--- RECORDS TO USE ---

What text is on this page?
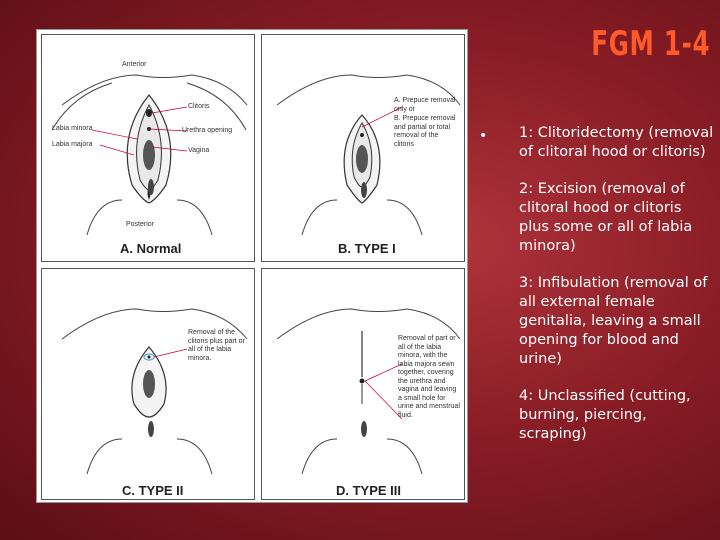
FGM 1-4
Anterior
Clitoris
Labia minora	Urethra opening
Labia majora
Vagina
Posterior
A. Normal
A. Prepuce removal only or
B. Prepuce removal and partial or total removal of the clitoris
B. TYPE I
Removal of the clitoris plus part or all of the labia minora.
C. TYPE II
Removal of part or all of the labia minora, with the labia majora sewn together, covering the urethra and vagina and leaving a small hole for urine and menstrual fluid.
D. TYPE III
• 1: Clitoridectomy (removal of clitoral hood or clitoris)
2: Excision (removal of clitoral hood or clitoris plus some or all of labia minora)
3: Infibulation (removal of all external female genitalia, leaving a small opening for blood and urine)
4: Unclassified (cutting, burning, piercing, scraping)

---

WHAT THE EXERCISE ASKS
Repeat the entries exactly and keep the pictures out of the copy.

ANSWER TO THE PROBLEM
What text is on this page?
FGM 1-4
Anterior
Clitoris
Labia minora	Urethra opening
Labia majora
Vagina
Posterior
A. Normal
A. Prepuce removal only or
B. Prepuce removal and partial or total removal of the clitoris
B. TYPE I
Removal of the clitoris plus part or all of the labia minora.
C. TYPE II
Removal of part or all of the labia minora, with the labia majora sewn together, covering the urethra and vagina and leaving a small hole for urine and menstrual fluid.
D. TYPE III
• 1: Clitoridectomy (removal of clitoral hood or clitoris)
2: Excision (removal of clitoral hood or clitoris plus some or all of labia minora)
3: Infibulation (removal of all external female genitalia, leaving a small opening for blood and urine)
4: Unclassified (cutting, burning, piercing, scraping)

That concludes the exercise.